__Data for processing__.
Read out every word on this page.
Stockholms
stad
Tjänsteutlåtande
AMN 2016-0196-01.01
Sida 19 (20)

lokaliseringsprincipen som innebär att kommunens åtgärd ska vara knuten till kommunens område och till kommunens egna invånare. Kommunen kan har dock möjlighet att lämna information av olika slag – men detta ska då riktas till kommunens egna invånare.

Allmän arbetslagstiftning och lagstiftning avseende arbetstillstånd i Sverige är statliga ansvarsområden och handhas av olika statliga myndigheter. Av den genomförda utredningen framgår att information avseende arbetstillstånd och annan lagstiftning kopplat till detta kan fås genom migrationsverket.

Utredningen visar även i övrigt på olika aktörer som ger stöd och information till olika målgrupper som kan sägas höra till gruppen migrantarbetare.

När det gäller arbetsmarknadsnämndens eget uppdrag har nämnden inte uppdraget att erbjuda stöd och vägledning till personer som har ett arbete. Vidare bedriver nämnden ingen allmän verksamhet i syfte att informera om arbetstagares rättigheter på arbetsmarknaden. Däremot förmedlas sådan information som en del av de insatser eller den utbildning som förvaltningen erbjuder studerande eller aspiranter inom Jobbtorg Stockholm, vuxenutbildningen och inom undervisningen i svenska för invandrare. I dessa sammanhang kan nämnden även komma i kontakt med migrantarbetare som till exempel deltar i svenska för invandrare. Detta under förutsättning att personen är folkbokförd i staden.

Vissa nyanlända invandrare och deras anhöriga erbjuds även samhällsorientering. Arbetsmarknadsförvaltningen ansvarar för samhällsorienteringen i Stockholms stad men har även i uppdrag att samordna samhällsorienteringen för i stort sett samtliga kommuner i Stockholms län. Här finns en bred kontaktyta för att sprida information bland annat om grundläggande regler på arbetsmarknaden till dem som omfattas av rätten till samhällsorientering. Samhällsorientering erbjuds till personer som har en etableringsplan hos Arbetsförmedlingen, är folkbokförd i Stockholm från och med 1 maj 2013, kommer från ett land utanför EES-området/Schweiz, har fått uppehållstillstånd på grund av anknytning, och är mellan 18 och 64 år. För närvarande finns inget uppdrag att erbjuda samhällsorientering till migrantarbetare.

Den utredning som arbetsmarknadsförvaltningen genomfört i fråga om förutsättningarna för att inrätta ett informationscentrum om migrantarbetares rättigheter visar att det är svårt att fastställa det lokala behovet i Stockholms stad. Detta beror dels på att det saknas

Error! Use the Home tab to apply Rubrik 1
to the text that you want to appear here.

__Work required__.
All of the data above should be duplicated exactly.

__Answer box__.
Read out every word on this page.
Stockholms
stad
Tjänsteutlåtande
AMN 2016-0196-01.01
Sida 19 (20)

lokaliseringsprincipen som innebär att kommunens åtgärd ska vara knuten till kommunens område och till kommunens egna invånare. Kommunen kan har dock möjlighet att lämna information av olika slag – men detta ska då riktas till kommunens egna invånare.

Allmän arbetslagstiftning och lagstiftning avseende arbetstillstånd i Sverige är statliga ansvarsområden och handhas av olika statliga myndigheter. Av den genomförda utredningen framgår att information avseende arbetstillstånd och annan lagstiftning kopplat till detta kan fås genom migrationsverket.

Utredningen visar även i övrigt på olika aktörer som ger stöd och information till olika målgrupper som kan sägas höra till gruppen migrantarbetare.

När det gäller arbetsmarknadsnämndens eget uppdrag har nämnden inte uppdraget att erbjuda stöd och vägledning till personer som har ett arbete. Vidare bedriver nämnden ingen allmän verksamhet i syfte att informera om arbetstagares rättigheter på arbetsmarknaden. Däremot förmedlas sådan information som en del av de insatser eller den utbildning som förvaltningen erbjuder studerande eller aspiranter inom Jobbtorg Stockholm, vuxenutbildningen och inom undervisningen i svenska för invandrare. I dessa sammanhang kan nämnden även komma i kontakt med migrantarbetare som till exempel deltar i svenska för invandrare. Detta under förutsättning att personen är folkbokförd i staden.

Vissa nyanlända invandrare och deras anhöriga erbjuds även samhällsorientering. Arbetsmarknadsförvaltningen ansvarar för samhällsorienteringen i Stockholms stad men har även i uppdrag att samordna samhällsorienteringen för i stort sett samtliga kommuner i Stockholms län. Här finns en bred kontaktyta för att sprida information bland annat om grundläggande regler på arbetsmarknaden till dem som omfattas av rätten till samhällsorientering. Samhällsorientering erbjuds till personer som har en etableringsplan hos Arbetsförmedlingen, är folkbokförd i Stockholm från och med 1 maj 2013, kommer från ett land utanför EES-området/Schweiz, har fått uppehållstillstånd på grund av anknytning, och är mellan 18 och 64 år. För närvarande finns inget uppdrag att erbjuda samhällsorientering till migrantarbetare.

Den utredning som arbetsmarknadsförvaltningen genomfört i fråga om förutsättningarna för att inrätta ett informationscentrum om migrantarbetares rättigheter visar att det är svårt att fastställa det lokala behovet i Stockholms stad. Detta beror dels på att det saknas

Error! Use the Home tab to apply Rubrik 1
to the text that you want to appear here.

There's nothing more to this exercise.